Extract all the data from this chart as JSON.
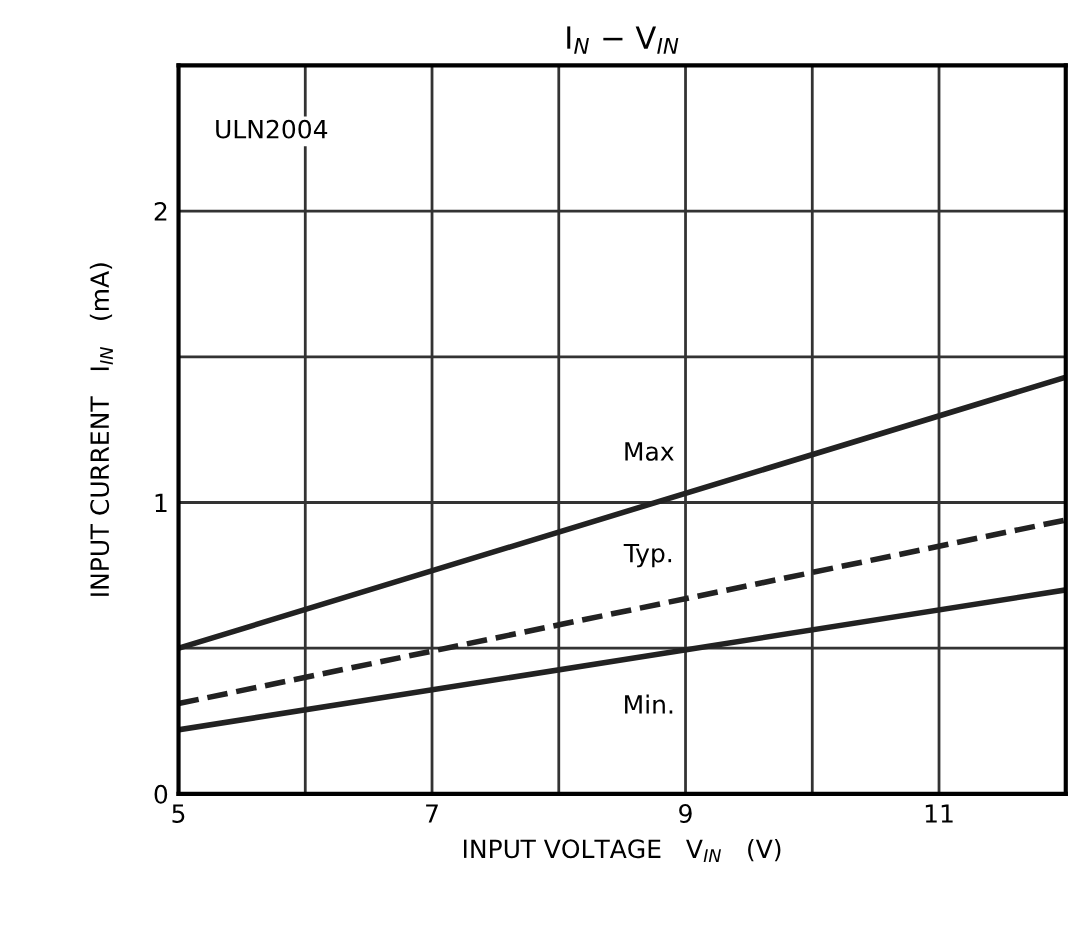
{
  "chart_data": {
    "type": "line",
    "title": "I$_{N}$ − V$_{IN}$",
    "xlabel": "INPUT VOLTAGE   V$_{IN}$   (V)",
    "ylabel": "INPUT CURRENT   I$_{IN}$   (mA)",
    "x": [
      5,
      12
    ],
    "series": [
      {
        "name": "Max",
        "color": "#222222",
        "values": [
          0.5,
          1.43
        ],
        "line_style": "solid"
      },
      {
        "name": "Typ.",
        "color": "#222222",
        "values": [
          0.31,
          0.94
        ],
        "line_style": "dashed"
      },
      {
        "name": "Min.",
        "color": "#222222",
        "values": [
          0.22,
          0.7
        ],
        "line_style": "solid"
      }
    ],
    "annotations": [
      "ULN2004"
    ],
    "xlim": [
      5,
      12
    ],
    "ylim": [
      0,
      2.5
    ],
    "xticks": [
      5,
      {
        "value": 6,
        "label": null
      },
      7,
      {
        "value": 8,
        "label": null
      },
      9,
      {
        "value": 10,
        "label": null
      },
      11,
      {
        "value": 12,
        "label": null
      }
    ],
    "yticks": [
      0,
      {
        "value": 0.5,
        "label": null
      },
      1,
      {
        "value": 1.5,
        "label": null
      },
      2,
      {
        "value": 2.5,
        "label": null
      }
    ],
    "grid": true,
    "legend": false,
    "marker": "none"
  }
}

▶ _Aim of the task_: The records above are to be quoted exactly, with all pictures left out.

▶ _Result_:
Extract all the data from this chart as JSON.
{
  "chart_data": {
    "type": "line",
    "title": "I$_{N}$ − V$_{IN}$",
    "xlabel": "INPUT VOLTAGE   V$_{IN}$   (V)",
    "ylabel": "INPUT CURRENT   I$_{IN}$   (mA)",
    "x": [
      5,
      12
    ],
    "series": [
      {
        "name": "Max",
        "color": "#222222",
        "values": [
          0.5,
          1.43
        ],
        "line_style": "solid"
      },
      {
        "name": "Typ.",
        "color": "#222222",
        "values": [
          0.31,
          0.94
        ],
        "line_style": "dashed"
      },
      {
        "name": "Min.",
        "color": "#222222",
        "values": [
          0.22,
          0.7
        ],
        "line_style": "solid"
      }
    ],
    "annotations": [
      "ULN2004"
    ],
    "xlim": [
      5,
      12
    ],
    "ylim": [
      0,
      2.5
    ],
    "xticks": [
      5,
      {
        "value": 6,
        "label": null
      },
      7,
      {
        "value": 8,
        "label": null
      },
      9,
      {
        "value": 10,
        "label": null
      },
      11,
      {
        "value": 12,
        "label": null
      }
    ],
    "yticks": [
      0,
      {
        "value": 0.5,
        "label": null
      },
      1,
      {
        "value": 1.5,
        "label": null
      },
      2,
      {
        "value": 2.5,
        "label": null
      }
    ],
    "grid": true,
    "legend": false,
    "marker": "none"
  }
}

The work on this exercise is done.